-- start of Record list --

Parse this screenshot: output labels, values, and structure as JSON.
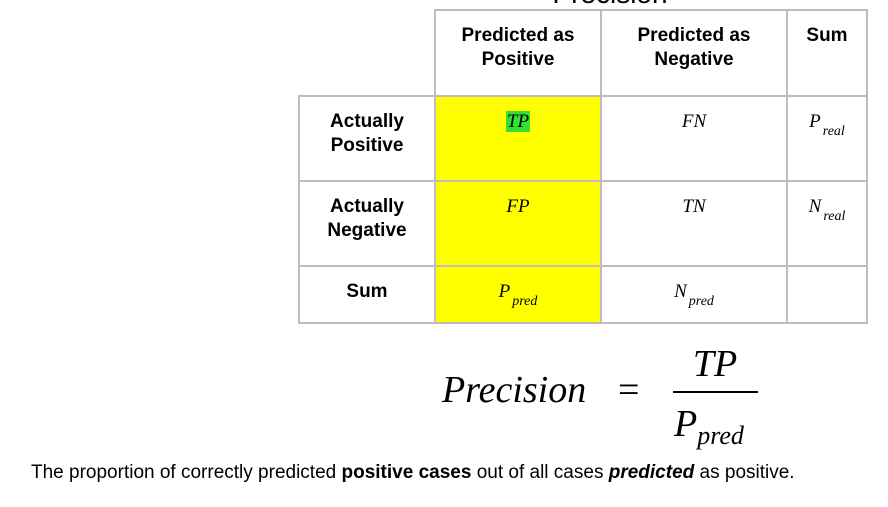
{
  "title": "Precision",
  "table": {
    "col_headers": [
      "Predicted as Positive",
      "Predicted as Negative",
      "Sum"
    ],
    "col_header_lines": [
      [
        "Predicted as",
        "Positive"
      ],
      [
        "Predicted as",
        "Negative"
      ],
      [
        "Sum"
      ]
    ],
    "rows": [
      {
        "header_lines": [
          "Actually",
          "Positive"
        ],
        "cells": [
          {
            "main": "TP",
            "sub": ""
          },
          {
            "main": "FN",
            "sub": ""
          },
          {
            "main": "P",
            "sub": "real"
          }
        ]
      },
      {
        "header_lines": [
          "Actually",
          "Negative"
        ],
        "cells": [
          {
            "main": "FP",
            "sub": ""
          },
          {
            "main": "TN",
            "sub": ""
          },
          {
            "main": "N",
            "sub": "real"
          }
        ]
      },
      {
        "header_lines": [
          "Sum"
        ],
        "cells": [
          {
            "main": "P",
            "sub": "pred"
          },
          {
            "main": "N",
            "sub": "pred"
          },
          {
            "main": "",
            "sub": ""
          }
        ]
      }
    ],
    "highlight_color": "#ffff00",
    "tp_highlight_color": "#33e033",
    "border_color": "#bdbdbd"
  },
  "formula": {
    "lhs": "Precision",
    "equals": "=",
    "numerator": "TP",
    "denominator_main": "P",
    "denominator_sub": "pred"
  },
  "caption": {
    "part1": "The proportion of correctly predicted ",
    "bold": "positive cases",
    "part2": " out of all cases ",
    "bold_italic": "predicted",
    "part3": " as positive."
  }
}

-- end of Record list --

Requirement => Make an exact copy of all the material, but keep the pictures out of it.

Full response =>
Parse this screenshot: output labels, values, and structure as JSON.
{
  "title": "Precision",
  "table": {
    "col_headers": [
      "Predicted as Positive",
      "Predicted as Negative",
      "Sum"
    ],
    "col_header_lines": [
      [
        "Predicted as",
        "Positive"
      ],
      [
        "Predicted as",
        "Negative"
      ],
      [
        "Sum"
      ]
    ],
    "rows": [
      {
        "header_lines": [
          "Actually",
          "Positive"
        ],
        "cells": [
          {
            "main": "TP",
            "sub": ""
          },
          {
            "main": "FN",
            "sub": ""
          },
          {
            "main": "P",
            "sub": "real"
          }
        ]
      },
      {
        "header_lines": [
          "Actually",
          "Negative"
        ],
        "cells": [
          {
            "main": "FP",
            "sub": ""
          },
          {
            "main": "TN",
            "sub": ""
          },
          {
            "main": "N",
            "sub": "real"
          }
        ]
      },
      {
        "header_lines": [
          "Sum"
        ],
        "cells": [
          {
            "main": "P",
            "sub": "pred"
          },
          {
            "main": "N",
            "sub": "pred"
          },
          {
            "main": "",
            "sub": ""
          }
        ]
      }
    ],
    "highlight_color": "#ffff00",
    "tp_highlight_color": "#33e033",
    "border_color": "#bdbdbd"
  },
  "formula": {
    "lhs": "Precision",
    "equals": "=",
    "numerator": "TP",
    "denominator_main": "P",
    "denominator_sub": "pred"
  },
  "caption": {
    "part1": "The proportion of correctly predicted ",
    "bold": "positive cases",
    "part2": " out of all cases ",
    "bold_italic": "predicted",
    "part3": " as positive."
  }
}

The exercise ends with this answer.